### Description of the task
Write out every row below verbatim, leaving the pictures out of your answer.

Element position data
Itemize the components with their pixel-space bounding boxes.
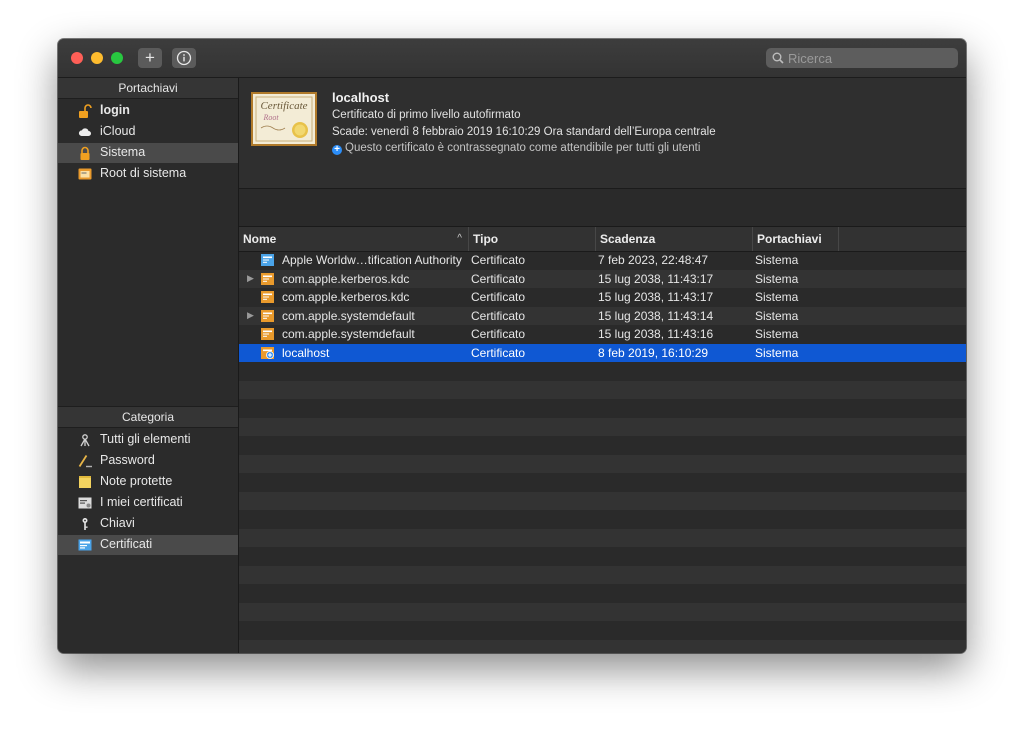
sidebar-item-label: Note protette xyxy=(100,474,173,488)
info-icon xyxy=(176,50,192,66)
certificate-expiry: Scade: venerdì 8 febbraio 2019 16:10:29 … xyxy=(332,126,716,138)
keychain-access-window: + Portachiavi login xyxy=(58,39,966,653)
column-header-portachiavi[interactable]: Portachiavi xyxy=(753,227,839,251)
sidebar-item-label: Root di sistema xyxy=(100,166,187,180)
locked-padlock-icon xyxy=(80,146,90,160)
sort-ascending-icon: ^ xyxy=(457,233,462,244)
search-input[interactable] xyxy=(788,48,948,68)
add-item-button[interactable]: + xyxy=(138,48,162,68)
certificate-subtitle: Certificato di primo livello autofirmato xyxy=(332,109,521,121)
table-row[interactable]: com.apple.systemdefault Certificato 15 l… xyxy=(239,325,966,344)
certificate-icon xyxy=(261,272,274,285)
column-header-scadenza[interactable]: Scadenza xyxy=(596,227,753,251)
disclosure-triangle-icon[interactable]: ▶ xyxy=(247,273,254,284)
sidebar-item-note-protette[interactable]: Note protette xyxy=(58,472,238,492)
column-header-nome[interactable]: Nome ^ xyxy=(239,227,469,251)
empty-row xyxy=(239,565,966,584)
sidebar-item-label: iCloud xyxy=(100,124,136,138)
sidebar-item-label: Sistema xyxy=(100,145,146,159)
trusted-plus-icon: + xyxy=(332,145,342,155)
certificates-icon xyxy=(78,539,92,551)
folder-certificates-icon xyxy=(78,168,92,180)
keychains-header: Portachiavi xyxy=(58,78,238,99)
table-row[interactable]: ▶ com.apple.kerberos.kdc Certificato 15 … xyxy=(239,269,966,288)
sidebar-item-login[interactable]: login xyxy=(58,101,238,121)
sidebar-item-label: I miei certificati xyxy=(100,495,183,509)
table-header: Nome ^ Tipo Scadenza Portachiavi xyxy=(239,226,966,252)
unlocked-padlock-icon xyxy=(79,104,92,118)
sidebar-item-icloud[interactable]: iCloud xyxy=(58,122,238,142)
title-bar: + xyxy=(58,39,966,78)
sidebar-item-certificati[interactable]: Certificati xyxy=(58,535,238,555)
password-icon xyxy=(78,455,92,468)
sidebar-item-label: Tutti gli elementi xyxy=(100,432,191,446)
get-info-button[interactable] xyxy=(172,48,196,68)
empty-row xyxy=(239,639,966,653)
trusted-certificate-icon xyxy=(261,346,274,359)
sidebar-item-i-miei-certificati[interactable]: I miei certificati xyxy=(58,493,238,513)
secure-note-icon xyxy=(79,476,91,488)
certificate-icon xyxy=(261,328,274,340)
sidebar-item-label: Chiavi xyxy=(100,516,135,530)
certificate-icon xyxy=(261,254,274,266)
empty-row xyxy=(239,528,966,547)
categories-header: Categoria xyxy=(58,406,238,428)
cloud-icon xyxy=(78,128,91,136)
sidebar-item-tutti-gli-elementi[interactable]: Tutti gli elementi xyxy=(58,430,238,450)
empty-row xyxy=(239,380,966,399)
minimize-window-button[interactable] xyxy=(91,52,103,64)
key-icon xyxy=(82,518,88,530)
sidebar-item-label: Certificati xyxy=(100,537,153,551)
certificate-title: localhost xyxy=(332,90,390,105)
my-certificates-icon xyxy=(78,497,92,509)
certificate-icon xyxy=(261,309,274,322)
trust-text: Questo certificato è contrassegnato come… xyxy=(345,142,701,154)
sidebar: Portachiavi login iCloud Sistema Root di… xyxy=(58,78,239,653)
empty-row xyxy=(239,454,966,473)
certificate-icon xyxy=(261,291,274,303)
certificate-image-icon: Certificate Root xyxy=(251,92,317,146)
empty-row xyxy=(239,417,966,436)
certificate-detail-panel: Certificate Root localhost Certificato d… xyxy=(239,78,966,189)
all-items-icon xyxy=(80,434,90,447)
zoom-window-button[interactable] xyxy=(111,52,123,64)
table-row[interactable]: ▶ com.apple.systemdefault Certificato 15… xyxy=(239,306,966,325)
certificate-trust-status: + Questo certificato è contrassegnato com… xyxy=(332,142,700,155)
disclosure-triangle-icon[interactable]: ▶ xyxy=(247,310,254,321)
sidebar-item-label: Password xyxy=(100,453,155,467)
main-content: Certificate Root localhost Certificato d… xyxy=(239,78,966,653)
search-icon xyxy=(772,52,784,64)
table-row[interactable]: Apple Worldw…tification Authority Certif… xyxy=(239,251,966,270)
plus-icon: + xyxy=(145,48,155,67)
close-window-button[interactable] xyxy=(71,52,83,64)
sidebar-item-label: login xyxy=(100,103,130,117)
sidebar-item-root-di-sistema[interactable]: Root di sistema xyxy=(58,164,238,184)
empty-row xyxy=(239,602,966,621)
empty-row xyxy=(239,491,966,510)
table-row[interactable]: com.apple.kerberos.kdc Certificato 15 lu… xyxy=(239,288,966,307)
sidebar-item-password[interactable]: Password xyxy=(58,451,238,471)
search-field[interactable] xyxy=(766,48,958,68)
table-row-selected[interactable]: localhost Certificato 8 feb 2019, 16:10:… xyxy=(239,343,966,362)
certificate-image-subtext: Root xyxy=(262,113,279,122)
certificate-image-text: Certificate xyxy=(260,100,307,112)
sidebar-item-chiavi[interactable]: Chiavi xyxy=(58,514,238,534)
column-header-tipo[interactable]: Tipo xyxy=(469,227,596,251)
sidebar-item-sistema[interactable]: Sistema xyxy=(58,143,238,163)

### Answer to the problem
Itemize the components with their pixel-space bounding boxes.
sidebar-item-label: Note protette xyxy=(100,474,173,488)
info-icon xyxy=(176,50,192,66)
certificate-expiry: Scade: venerdì 8 febbraio 2019 16:10:29 … xyxy=(332,126,716,138)
keychain-access-window: + Portachiavi login xyxy=(58,39,966,653)
column-header-portachiavi[interactable]: Portachiavi xyxy=(753,227,839,251)
sidebar-item-label: Root di sistema xyxy=(100,166,187,180)
locked-padlock-icon xyxy=(80,146,90,160)
sort-ascending-icon: ^ xyxy=(457,233,462,244)
search-input[interactable] xyxy=(788,48,948,68)
add-item-button[interactable]: + xyxy=(138,48,162,68)
certificate-subtitle: Certificato di primo livello autofirmato xyxy=(332,109,521,121)
table-row[interactable]: com.apple.systemdefault Certificato 15 l… xyxy=(239,325,966,344)
certificate-icon xyxy=(261,272,274,285)
column-header-scadenza[interactable]: Scadenza xyxy=(596,227,753,251)
disclosure-triangle-icon[interactable]: ▶ xyxy=(247,273,254,284)
sidebar-item-note-protette[interactable]: Note protette xyxy=(58,472,238,492)
column-header-nome[interactable]: Nome ^ xyxy=(239,227,469,251)
empty-row xyxy=(239,565,966,584)
sidebar-item-label: iCloud xyxy=(100,124,136,138)
sidebar-item-label: Sistema xyxy=(100,145,146,159)
trusted-plus-icon: + xyxy=(332,145,342,155)
certificates-icon xyxy=(78,539,92,551)
folder-certificates-icon xyxy=(78,168,92,180)
keychains-header: Portachiavi xyxy=(58,78,238,99)
table-row[interactable]: ▶ com.apple.kerberos.kdc Certificato 15 … xyxy=(239,269,966,288)
sidebar-item-login[interactable]: login xyxy=(58,101,238,121)
sidebar-item-label: I miei certificati xyxy=(100,495,183,509)
table-header: Nome ^ Tipo Scadenza Portachiavi xyxy=(239,226,966,252)
unlocked-padlock-icon xyxy=(79,104,92,118)
sidebar-item-icloud[interactable]: iCloud xyxy=(58,122,238,142)
title-bar: + xyxy=(58,39,966,78)
sidebar-item-certificati[interactable]: Certificati xyxy=(58,535,238,555)
password-icon xyxy=(78,455,92,468)
sidebar-item-label: Tutti gli elementi xyxy=(100,432,191,446)
get-info-button[interactable] xyxy=(172,48,196,68)
empty-row xyxy=(239,639,966,653)
trusted-certificate-icon xyxy=(261,346,274,359)
sidebar-item-i-miei-certificati[interactable]: I miei certificati xyxy=(58,493,238,513)
secure-note-icon xyxy=(79,476,91,488)
certificate-icon xyxy=(261,328,274,340)
sidebar-item-label: Chiavi xyxy=(100,516,135,530)
certificate-icon xyxy=(261,254,274,266)
empty-row xyxy=(239,528,966,547)
categories-header: Categoria xyxy=(58,406,238,428)
cloud-icon xyxy=(78,128,91,136)
sidebar-item-tutti-gli-elementi[interactable]: Tutti gli elementi xyxy=(58,430,238,450)
empty-row xyxy=(239,380,966,399)
minimize-window-button[interactable] xyxy=(91,52,103,64)
key-icon xyxy=(82,518,88,530)
sidebar-item-label: Certificati xyxy=(100,537,153,551)
certificate-title: localhost xyxy=(332,90,390,105)
my-certificates-icon xyxy=(78,497,92,509)
certificate-icon xyxy=(261,309,274,322)
trust-text: Questo certificato è contrassegnato come… xyxy=(345,142,701,154)
sidebar: Portachiavi login iCloud Sistema Root di… xyxy=(58,78,239,653)
empty-row xyxy=(239,454,966,473)
certificate-icon xyxy=(261,291,274,303)
certificate-image-icon: Certificate Root xyxy=(251,92,317,146)
empty-row xyxy=(239,417,966,436)
certificate-detail-panel: Certificate Root localhost Certificato d… xyxy=(239,78,966,189)
all-items-icon xyxy=(80,434,90,447)
zoom-window-button[interactable] xyxy=(111,52,123,64)
table-row[interactable]: ▶ com.apple.systemdefault Certificato 15… xyxy=(239,306,966,325)
certificate-trust-status: + Questo certificato è contrassegnato com… xyxy=(332,142,700,155)
disclosure-triangle-icon[interactable]: ▶ xyxy=(247,310,254,321)
sidebar-item-label: Password xyxy=(100,453,155,467)
main-content: Certificate Root localhost Certificato d… xyxy=(239,78,966,653)
search-icon xyxy=(772,52,784,64)
table-row[interactable]: Apple Worldw…tification Authority Certif… xyxy=(239,251,966,270)
plus-icon: + xyxy=(145,48,155,67)
close-window-button[interactable] xyxy=(71,52,83,64)
sidebar-item-label: login xyxy=(100,103,130,117)
sidebar-item-root-di-sistema[interactable]: Root di sistema xyxy=(58,164,238,184)
empty-row xyxy=(239,602,966,621)
empty-row xyxy=(239,491,966,510)
table-row[interactable]: com.apple.kerberos.kdc Certificato 15 lu… xyxy=(239,288,966,307)
sidebar-item-password[interactable]: Password xyxy=(58,451,238,471)
search-field[interactable] xyxy=(766,48,958,68)
table-row-selected[interactable]: localhost Certificato 8 feb 2019, 16:10:… xyxy=(239,343,966,362)
certificate-image-subtext: Root xyxy=(262,113,279,122)
certificate-image-text: Certificate xyxy=(260,100,307,112)
sidebar-item-chiavi[interactable]: Chiavi xyxy=(58,514,238,534)
column-header-tipo[interactable]: Tipo xyxy=(469,227,596,251)
sidebar-item-sistema[interactable]: Sistema xyxy=(58,143,238,163)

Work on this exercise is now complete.